#### What the task requires
Reproduce the records below exactly as they appear.

-- Begin --

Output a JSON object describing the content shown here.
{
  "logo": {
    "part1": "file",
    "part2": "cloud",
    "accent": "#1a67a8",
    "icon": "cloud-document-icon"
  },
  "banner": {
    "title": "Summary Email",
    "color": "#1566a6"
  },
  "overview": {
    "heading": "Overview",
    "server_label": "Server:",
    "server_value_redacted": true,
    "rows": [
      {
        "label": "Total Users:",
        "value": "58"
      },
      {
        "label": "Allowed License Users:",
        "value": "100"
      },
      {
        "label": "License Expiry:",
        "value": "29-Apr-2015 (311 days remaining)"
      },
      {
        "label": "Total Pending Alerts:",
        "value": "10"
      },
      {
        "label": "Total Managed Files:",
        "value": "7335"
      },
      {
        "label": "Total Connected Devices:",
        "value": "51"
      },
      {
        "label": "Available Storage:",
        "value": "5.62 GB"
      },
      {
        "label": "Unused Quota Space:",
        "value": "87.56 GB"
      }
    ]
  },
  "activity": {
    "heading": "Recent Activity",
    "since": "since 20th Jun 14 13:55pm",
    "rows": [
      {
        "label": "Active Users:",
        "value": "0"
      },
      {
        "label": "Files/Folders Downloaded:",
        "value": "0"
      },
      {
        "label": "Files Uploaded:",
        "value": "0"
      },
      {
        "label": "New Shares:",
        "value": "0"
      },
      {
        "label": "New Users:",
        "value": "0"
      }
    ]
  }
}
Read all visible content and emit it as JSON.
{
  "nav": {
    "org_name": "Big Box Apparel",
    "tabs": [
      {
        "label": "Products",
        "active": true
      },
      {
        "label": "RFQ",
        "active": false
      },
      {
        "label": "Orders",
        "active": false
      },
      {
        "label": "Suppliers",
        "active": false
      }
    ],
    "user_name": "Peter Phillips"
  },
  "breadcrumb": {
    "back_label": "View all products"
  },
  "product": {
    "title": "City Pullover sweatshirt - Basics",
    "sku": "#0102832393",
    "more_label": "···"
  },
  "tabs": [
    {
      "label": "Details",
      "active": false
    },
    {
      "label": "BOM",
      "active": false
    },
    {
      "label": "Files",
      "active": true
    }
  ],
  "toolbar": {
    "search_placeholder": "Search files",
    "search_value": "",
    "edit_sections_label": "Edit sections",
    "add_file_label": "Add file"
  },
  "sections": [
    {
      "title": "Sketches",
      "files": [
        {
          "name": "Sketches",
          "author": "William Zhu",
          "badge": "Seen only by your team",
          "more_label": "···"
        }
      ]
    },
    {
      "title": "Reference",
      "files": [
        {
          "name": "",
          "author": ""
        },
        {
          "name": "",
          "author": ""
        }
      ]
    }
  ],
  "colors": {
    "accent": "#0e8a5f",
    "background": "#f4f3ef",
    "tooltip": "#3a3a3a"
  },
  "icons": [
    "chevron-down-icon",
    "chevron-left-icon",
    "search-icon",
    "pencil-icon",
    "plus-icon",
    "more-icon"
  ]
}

-- End --

#### Solution to the exercise
Output a JSON object describing the content shown here.
{
  "logo": {
    "part1": "file",
    "part2": "cloud",
    "accent": "#1a67a8",
    "icon": "cloud-document-icon"
  },
  "banner": {
    "title": "Summary Email",
    "color": "#1566a6"
  },
  "overview": {
    "heading": "Overview",
    "server_label": "Server:",
    "server_value_redacted": true,
    "rows": [
      {
        "label": "Total Users:",
        "value": "58"
      },
      {
        "label": "Allowed License Users:",
        "value": "100"
      },
      {
        "label": "License Expiry:",
        "value": "29-Apr-2015 (311 days remaining)"
      },
      {
        "label": "Total Pending Alerts:",
        "value": "10"
      },
      {
        "label": "Total Managed Files:",
        "value": "7335"
      },
      {
        "label": "Total Connected Devices:",
        "value": "51"
      },
      {
        "label": "Available Storage:",
        "value": "5.62 GB"
      },
      {
        "label": "Unused Quota Space:",
        "value": "87.56 GB"
      }
    ]
  },
  "activity": {
    "heading": "Recent Activity",
    "since": "since 20th Jun 14 13:55pm",
    "rows": [
      {
        "label": "Active Users:",
        "value": "0"
      },
      {
        "label": "Files/Folders Downloaded:",
        "value": "0"
      },
      {
        "label": "Files Uploaded:",
        "value": "0"
      },
      {
        "label": "New Shares:",
        "value": "0"
      },
      {
        "label": "New Users:",
        "value": "0"
      }
    ]
  }
}
Read all visible content and emit it as JSON.
{
  "nav": {
    "org_name": "Big Box Apparel",
    "tabs": [
      {
        "label": "Products",
        "active": true
      },
      {
        "label": "RFQ",
        "active": false
      },
      {
        "label": "Orders",
        "active": false
      },
      {
        "label": "Suppliers",
        "active": false
      }
    ],
    "user_name": "Peter Phillips"
  },
  "breadcrumb": {
    "back_label": "View all products"
  },
  "product": {
    "title": "City Pullover sweatshirt - Basics",
    "sku": "#0102832393",
    "more_label": "···"
  },
  "tabs": [
    {
      "label": "Details",
      "active": false
    },
    {
      "label": "BOM",
      "active": false
    },
    {
      "label": "Files",
      "active": true
    }
  ],
  "toolbar": {
    "search_placeholder": "Search files",
    "search_value": "",
    "edit_sections_label": "Edit sections",
    "add_file_label": "Add file"
  },
  "sections": [
    {
      "title": "Sketches",
      "files": [
        {
          "name": "Sketches",
          "author": "William Zhu",
          "badge": "Seen only by your team",
          "more_label": "···"
        }
      ]
    },
    {
      "title": "Reference",
      "files": [
        {
          "name": "",
          "author": ""
        },
        {
          "name": "",
          "author": ""
        }
      ]
    }
  ],
  "colors": {
    "accent": "#0e8a5f",
    "background": "#f4f3ef",
    "tooltip": "#3a3a3a"
  },
  "icons": [
    "chevron-down-icon",
    "chevron-left-icon",
    "search-icon",
    "pencil-icon",
    "plus-icon",
    "more-icon"
  ]
}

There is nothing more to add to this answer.